REQUIREMENT
Send back all the data below, exactly as given.

DATASET
— start —

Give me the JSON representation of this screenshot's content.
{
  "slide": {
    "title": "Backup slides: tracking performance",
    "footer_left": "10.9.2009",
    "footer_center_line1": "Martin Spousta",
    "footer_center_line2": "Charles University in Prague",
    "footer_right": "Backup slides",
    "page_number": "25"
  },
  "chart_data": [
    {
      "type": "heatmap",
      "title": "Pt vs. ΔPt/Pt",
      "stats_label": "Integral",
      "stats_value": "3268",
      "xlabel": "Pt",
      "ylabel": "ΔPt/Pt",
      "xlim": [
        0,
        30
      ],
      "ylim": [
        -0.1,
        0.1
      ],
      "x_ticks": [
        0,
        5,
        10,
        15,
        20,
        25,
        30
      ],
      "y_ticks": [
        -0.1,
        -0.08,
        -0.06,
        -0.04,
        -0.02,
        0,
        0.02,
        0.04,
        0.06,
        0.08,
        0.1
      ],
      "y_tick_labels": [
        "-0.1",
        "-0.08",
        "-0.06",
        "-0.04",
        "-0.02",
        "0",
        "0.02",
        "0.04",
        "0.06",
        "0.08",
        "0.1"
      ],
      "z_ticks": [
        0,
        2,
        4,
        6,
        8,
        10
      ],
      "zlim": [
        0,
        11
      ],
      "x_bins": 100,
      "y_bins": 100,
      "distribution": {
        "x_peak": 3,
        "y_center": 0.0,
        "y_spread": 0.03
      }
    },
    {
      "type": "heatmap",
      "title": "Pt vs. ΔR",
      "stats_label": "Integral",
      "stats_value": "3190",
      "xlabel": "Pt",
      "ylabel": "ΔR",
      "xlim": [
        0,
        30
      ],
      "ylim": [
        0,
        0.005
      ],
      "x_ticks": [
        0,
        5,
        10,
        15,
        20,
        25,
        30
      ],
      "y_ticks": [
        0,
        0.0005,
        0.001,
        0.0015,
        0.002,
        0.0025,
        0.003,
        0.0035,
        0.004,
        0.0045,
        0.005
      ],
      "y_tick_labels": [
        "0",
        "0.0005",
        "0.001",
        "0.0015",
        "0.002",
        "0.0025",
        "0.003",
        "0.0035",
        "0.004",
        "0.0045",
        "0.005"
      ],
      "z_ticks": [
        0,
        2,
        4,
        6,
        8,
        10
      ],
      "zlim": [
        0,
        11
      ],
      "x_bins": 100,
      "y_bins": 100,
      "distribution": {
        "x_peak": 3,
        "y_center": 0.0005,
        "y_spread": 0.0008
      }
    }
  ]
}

— end —

TASK SOLUTION
Give me the JSON representation of this screenshot's content.
{
  "slide": {
    "title": "Backup slides: tracking performance",
    "footer_left": "10.9.2009",
    "footer_center_line1": "Martin Spousta",
    "footer_center_line2": "Charles University in Prague",
    "footer_right": "Backup slides",
    "page_number": "25"
  },
  "chart_data": [
    {
      "type": "heatmap",
      "title": "Pt vs. ΔPt/Pt",
      "stats_label": "Integral",
      "stats_value": "3268",
      "xlabel": "Pt",
      "ylabel": "ΔPt/Pt",
      "xlim": [
        0,
        30
      ],
      "ylim": [
        -0.1,
        0.1
      ],
      "x_ticks": [
        0,
        5,
        10,
        15,
        20,
        25,
        30
      ],
      "y_ticks": [
        -0.1,
        -0.08,
        -0.06,
        -0.04,
        -0.02,
        0,
        0.02,
        0.04,
        0.06,
        0.08,
        0.1
      ],
      "y_tick_labels": [
        "-0.1",
        "-0.08",
        "-0.06",
        "-0.04",
        "-0.02",
        "0",
        "0.02",
        "0.04",
        "0.06",
        "0.08",
        "0.1"
      ],
      "z_ticks": [
        0,
        2,
        4,
        6,
        8,
        10
      ],
      "zlim": [
        0,
        11
      ],
      "x_bins": 100,
      "y_bins": 100,
      "distribution": {
        "x_peak": 3,
        "y_center": 0.0,
        "y_spread": 0.03
      }
    },
    {
      "type": "heatmap",
      "title": "Pt vs. ΔR",
      "stats_label": "Integral",
      "stats_value": "3190",
      "xlabel": "Pt",
      "ylabel": "ΔR",
      "xlim": [
        0,
        30
      ],
      "ylim": [
        0,
        0.005
      ],
      "x_ticks": [
        0,
        5,
        10,
        15,
        20,
        25,
        30
      ],
      "y_ticks": [
        0,
        0.0005,
        0.001,
        0.0015,
        0.002,
        0.0025,
        0.003,
        0.0035,
        0.004,
        0.0045,
        0.005
      ],
      "y_tick_labels": [
        "0",
        "0.0005",
        "0.001",
        "0.0015",
        "0.002",
        "0.0025",
        "0.003",
        "0.0035",
        "0.004",
        "0.0045",
        "0.005"
      ],
      "z_ticks": [
        0,
        2,
        4,
        6,
        8,
        10
      ],
      "zlim": [
        0,
        11
      ],
      "x_bins": 100,
      "y_bins": 100,
      "distribution": {
        "x_peak": 3,
        "y_center": 0.0005,
        "y_spread": 0.0008
      }
    }
  ]
}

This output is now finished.